Work required
Copy each line containing the word "Cboe" from the records that follow, please.
-------- Provided material --------
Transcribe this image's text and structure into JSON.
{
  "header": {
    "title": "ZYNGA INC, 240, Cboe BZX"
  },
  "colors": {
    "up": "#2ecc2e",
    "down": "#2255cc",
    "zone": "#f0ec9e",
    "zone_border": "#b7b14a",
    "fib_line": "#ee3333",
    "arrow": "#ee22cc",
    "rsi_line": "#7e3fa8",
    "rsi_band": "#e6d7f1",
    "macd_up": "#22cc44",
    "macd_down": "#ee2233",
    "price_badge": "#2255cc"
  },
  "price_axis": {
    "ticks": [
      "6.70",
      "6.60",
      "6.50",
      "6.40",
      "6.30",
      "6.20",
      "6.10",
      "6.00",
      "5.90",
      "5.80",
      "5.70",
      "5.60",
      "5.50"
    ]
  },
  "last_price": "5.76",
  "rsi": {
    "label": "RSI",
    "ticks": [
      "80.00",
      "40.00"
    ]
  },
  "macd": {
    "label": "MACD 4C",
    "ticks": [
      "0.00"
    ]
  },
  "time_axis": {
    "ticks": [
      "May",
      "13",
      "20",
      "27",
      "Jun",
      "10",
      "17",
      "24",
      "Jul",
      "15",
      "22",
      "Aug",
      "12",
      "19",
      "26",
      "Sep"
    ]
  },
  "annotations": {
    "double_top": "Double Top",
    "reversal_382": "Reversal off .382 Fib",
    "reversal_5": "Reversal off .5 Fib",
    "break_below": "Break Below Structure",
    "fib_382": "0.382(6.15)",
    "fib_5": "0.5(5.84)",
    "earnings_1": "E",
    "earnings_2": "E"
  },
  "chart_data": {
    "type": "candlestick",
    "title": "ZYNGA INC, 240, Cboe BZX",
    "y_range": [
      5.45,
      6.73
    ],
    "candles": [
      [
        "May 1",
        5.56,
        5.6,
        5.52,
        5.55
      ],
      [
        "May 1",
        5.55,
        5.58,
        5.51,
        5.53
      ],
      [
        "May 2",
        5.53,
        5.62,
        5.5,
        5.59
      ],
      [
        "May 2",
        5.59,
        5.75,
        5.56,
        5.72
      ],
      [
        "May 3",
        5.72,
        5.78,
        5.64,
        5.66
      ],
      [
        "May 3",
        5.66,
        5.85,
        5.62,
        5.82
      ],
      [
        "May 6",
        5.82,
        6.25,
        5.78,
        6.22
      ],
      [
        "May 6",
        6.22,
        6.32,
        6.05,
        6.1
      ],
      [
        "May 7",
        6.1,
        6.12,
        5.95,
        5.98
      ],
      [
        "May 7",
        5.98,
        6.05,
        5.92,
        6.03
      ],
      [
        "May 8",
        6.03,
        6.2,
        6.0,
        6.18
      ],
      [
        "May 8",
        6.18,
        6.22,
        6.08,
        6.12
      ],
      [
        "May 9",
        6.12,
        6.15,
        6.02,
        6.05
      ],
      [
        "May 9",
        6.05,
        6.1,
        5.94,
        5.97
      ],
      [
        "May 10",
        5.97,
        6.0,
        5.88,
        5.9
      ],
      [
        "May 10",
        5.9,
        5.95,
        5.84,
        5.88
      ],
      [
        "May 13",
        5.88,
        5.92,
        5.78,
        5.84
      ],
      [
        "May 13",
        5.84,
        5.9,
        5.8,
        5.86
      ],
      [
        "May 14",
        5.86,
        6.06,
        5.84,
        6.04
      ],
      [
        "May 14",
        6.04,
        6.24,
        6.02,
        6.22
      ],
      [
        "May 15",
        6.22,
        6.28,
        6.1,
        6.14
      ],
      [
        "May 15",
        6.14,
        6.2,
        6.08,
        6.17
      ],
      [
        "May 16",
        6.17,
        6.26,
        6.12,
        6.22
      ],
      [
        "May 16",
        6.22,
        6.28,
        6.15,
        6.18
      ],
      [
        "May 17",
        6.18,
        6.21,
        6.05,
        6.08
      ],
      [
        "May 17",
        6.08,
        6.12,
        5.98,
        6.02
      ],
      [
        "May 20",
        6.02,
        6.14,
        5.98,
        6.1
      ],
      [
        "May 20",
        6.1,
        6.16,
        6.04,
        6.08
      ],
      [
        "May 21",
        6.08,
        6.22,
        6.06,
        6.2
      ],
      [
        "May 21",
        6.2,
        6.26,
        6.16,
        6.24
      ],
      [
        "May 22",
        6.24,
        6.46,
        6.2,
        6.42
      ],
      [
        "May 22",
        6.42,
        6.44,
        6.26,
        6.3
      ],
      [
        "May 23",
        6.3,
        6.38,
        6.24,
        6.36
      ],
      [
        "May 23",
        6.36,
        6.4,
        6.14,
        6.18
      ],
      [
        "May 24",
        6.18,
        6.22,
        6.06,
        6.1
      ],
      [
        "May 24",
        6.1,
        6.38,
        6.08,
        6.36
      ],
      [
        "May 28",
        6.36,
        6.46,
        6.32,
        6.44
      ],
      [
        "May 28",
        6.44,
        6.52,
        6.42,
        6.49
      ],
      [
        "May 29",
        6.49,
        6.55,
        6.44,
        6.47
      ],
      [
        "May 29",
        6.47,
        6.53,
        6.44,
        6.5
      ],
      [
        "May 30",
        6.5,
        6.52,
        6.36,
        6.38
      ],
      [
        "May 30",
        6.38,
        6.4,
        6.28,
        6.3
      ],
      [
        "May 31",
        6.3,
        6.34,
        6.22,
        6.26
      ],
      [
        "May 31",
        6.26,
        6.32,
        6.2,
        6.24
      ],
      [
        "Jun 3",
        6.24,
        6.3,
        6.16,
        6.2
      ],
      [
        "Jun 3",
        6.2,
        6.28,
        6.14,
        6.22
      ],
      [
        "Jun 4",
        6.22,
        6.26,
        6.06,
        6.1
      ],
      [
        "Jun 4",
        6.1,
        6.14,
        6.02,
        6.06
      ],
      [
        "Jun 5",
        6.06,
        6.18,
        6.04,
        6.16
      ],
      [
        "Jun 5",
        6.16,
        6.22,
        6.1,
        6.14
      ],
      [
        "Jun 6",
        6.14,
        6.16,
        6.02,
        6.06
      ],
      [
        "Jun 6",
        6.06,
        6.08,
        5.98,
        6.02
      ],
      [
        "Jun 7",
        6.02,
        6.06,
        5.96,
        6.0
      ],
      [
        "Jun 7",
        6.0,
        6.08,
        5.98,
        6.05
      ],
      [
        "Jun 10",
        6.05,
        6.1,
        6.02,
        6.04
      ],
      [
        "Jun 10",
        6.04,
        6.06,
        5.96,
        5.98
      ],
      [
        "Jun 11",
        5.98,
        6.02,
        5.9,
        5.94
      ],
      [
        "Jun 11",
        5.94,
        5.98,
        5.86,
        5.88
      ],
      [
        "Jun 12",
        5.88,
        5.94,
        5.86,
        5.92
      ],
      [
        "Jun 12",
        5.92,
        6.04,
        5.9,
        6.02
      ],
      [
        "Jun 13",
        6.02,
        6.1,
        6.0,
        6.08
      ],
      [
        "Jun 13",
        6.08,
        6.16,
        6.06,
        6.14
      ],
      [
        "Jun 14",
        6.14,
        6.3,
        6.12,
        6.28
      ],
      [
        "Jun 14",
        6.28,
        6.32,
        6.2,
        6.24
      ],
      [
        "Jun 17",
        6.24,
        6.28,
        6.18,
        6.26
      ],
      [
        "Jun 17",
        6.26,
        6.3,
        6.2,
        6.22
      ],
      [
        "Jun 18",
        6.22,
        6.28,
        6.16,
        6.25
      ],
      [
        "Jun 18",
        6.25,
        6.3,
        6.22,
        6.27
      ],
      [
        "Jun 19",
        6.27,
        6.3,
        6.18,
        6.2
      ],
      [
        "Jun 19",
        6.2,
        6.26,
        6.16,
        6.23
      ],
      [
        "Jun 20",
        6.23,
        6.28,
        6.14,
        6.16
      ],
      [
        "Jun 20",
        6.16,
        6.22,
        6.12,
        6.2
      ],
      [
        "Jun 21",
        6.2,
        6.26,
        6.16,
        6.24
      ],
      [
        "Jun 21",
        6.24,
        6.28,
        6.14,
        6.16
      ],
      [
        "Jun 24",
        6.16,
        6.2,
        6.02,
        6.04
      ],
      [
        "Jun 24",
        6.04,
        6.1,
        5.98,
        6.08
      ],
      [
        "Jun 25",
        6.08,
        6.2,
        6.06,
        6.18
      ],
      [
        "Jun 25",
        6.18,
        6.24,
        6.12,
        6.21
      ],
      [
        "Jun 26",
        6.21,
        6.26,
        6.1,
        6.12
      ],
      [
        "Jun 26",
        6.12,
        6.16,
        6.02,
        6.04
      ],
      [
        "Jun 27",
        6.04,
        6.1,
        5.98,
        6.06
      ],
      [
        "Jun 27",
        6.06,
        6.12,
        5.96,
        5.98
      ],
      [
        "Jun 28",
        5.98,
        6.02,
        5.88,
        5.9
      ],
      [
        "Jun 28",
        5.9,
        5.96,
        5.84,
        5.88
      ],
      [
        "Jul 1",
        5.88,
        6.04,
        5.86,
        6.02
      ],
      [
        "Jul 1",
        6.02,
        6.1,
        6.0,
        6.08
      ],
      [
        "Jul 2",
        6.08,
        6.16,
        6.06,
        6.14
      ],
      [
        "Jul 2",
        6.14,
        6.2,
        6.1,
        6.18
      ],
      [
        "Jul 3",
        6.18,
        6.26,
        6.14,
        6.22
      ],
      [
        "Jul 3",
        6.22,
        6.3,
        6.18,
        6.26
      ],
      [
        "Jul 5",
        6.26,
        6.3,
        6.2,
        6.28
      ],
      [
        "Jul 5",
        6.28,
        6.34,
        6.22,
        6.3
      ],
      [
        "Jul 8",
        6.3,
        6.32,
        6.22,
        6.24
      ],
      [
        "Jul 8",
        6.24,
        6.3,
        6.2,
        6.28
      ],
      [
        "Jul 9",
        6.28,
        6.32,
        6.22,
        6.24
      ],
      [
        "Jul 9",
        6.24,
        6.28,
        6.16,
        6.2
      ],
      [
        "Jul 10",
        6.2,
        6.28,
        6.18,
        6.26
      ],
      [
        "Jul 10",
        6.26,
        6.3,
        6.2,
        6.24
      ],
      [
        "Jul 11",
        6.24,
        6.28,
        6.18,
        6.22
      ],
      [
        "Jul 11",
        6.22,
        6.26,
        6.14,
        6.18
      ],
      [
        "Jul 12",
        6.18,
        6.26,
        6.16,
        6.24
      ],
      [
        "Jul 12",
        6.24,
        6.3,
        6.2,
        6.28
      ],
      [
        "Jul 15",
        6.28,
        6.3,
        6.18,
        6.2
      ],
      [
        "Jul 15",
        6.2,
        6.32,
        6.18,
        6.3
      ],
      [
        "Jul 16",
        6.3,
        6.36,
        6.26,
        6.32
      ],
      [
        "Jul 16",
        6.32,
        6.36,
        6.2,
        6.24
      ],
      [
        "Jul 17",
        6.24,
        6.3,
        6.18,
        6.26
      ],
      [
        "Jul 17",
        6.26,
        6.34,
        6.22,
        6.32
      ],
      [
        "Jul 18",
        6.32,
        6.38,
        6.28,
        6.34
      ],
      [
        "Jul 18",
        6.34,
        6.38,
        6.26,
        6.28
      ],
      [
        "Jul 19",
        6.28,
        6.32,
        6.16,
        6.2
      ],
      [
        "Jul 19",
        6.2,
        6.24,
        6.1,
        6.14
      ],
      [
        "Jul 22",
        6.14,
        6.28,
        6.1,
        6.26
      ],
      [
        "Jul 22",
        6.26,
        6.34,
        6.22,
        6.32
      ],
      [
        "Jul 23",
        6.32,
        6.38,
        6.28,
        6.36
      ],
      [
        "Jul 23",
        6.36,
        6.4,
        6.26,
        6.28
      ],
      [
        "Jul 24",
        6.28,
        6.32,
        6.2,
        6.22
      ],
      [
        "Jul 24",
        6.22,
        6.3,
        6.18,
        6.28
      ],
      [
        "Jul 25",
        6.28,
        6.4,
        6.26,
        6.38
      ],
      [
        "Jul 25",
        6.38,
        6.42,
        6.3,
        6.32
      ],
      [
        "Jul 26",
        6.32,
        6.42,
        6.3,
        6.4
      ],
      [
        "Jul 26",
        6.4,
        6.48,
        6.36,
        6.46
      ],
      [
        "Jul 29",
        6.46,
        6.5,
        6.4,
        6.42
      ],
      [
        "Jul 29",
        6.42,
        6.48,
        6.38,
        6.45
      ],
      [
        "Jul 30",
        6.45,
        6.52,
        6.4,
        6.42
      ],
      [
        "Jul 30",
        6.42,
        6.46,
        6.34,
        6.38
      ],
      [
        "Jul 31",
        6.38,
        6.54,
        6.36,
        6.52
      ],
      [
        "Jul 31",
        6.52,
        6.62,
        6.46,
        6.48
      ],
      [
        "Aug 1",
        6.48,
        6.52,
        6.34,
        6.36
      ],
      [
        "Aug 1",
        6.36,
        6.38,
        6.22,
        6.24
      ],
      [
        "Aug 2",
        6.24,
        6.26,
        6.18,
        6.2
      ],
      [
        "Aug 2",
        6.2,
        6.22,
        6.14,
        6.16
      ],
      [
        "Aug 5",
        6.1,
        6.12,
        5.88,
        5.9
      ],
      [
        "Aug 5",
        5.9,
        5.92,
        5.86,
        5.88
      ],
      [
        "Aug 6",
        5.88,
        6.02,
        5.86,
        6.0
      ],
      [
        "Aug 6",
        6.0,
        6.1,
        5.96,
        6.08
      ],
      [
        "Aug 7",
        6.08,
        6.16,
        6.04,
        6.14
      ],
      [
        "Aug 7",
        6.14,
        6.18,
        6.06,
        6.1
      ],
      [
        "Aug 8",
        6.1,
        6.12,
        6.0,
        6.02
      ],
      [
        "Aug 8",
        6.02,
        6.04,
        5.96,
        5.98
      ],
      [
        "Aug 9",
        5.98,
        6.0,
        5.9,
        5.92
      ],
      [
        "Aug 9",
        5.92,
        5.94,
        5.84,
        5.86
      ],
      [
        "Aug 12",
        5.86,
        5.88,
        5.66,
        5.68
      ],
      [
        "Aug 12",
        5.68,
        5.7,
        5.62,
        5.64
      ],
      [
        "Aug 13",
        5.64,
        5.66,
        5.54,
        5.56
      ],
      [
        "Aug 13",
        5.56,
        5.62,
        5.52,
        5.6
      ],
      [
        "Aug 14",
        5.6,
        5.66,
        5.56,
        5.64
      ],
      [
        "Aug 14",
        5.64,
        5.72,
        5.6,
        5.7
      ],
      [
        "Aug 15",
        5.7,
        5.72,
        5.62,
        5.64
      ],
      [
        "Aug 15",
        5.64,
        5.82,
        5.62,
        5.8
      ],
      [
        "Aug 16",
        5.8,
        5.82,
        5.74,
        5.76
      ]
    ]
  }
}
--------
Correct answer
    "title": "ZYNGA INC, 240, Cboe BZX"
    "title": "ZYNGA INC, 240, Cboe BZX",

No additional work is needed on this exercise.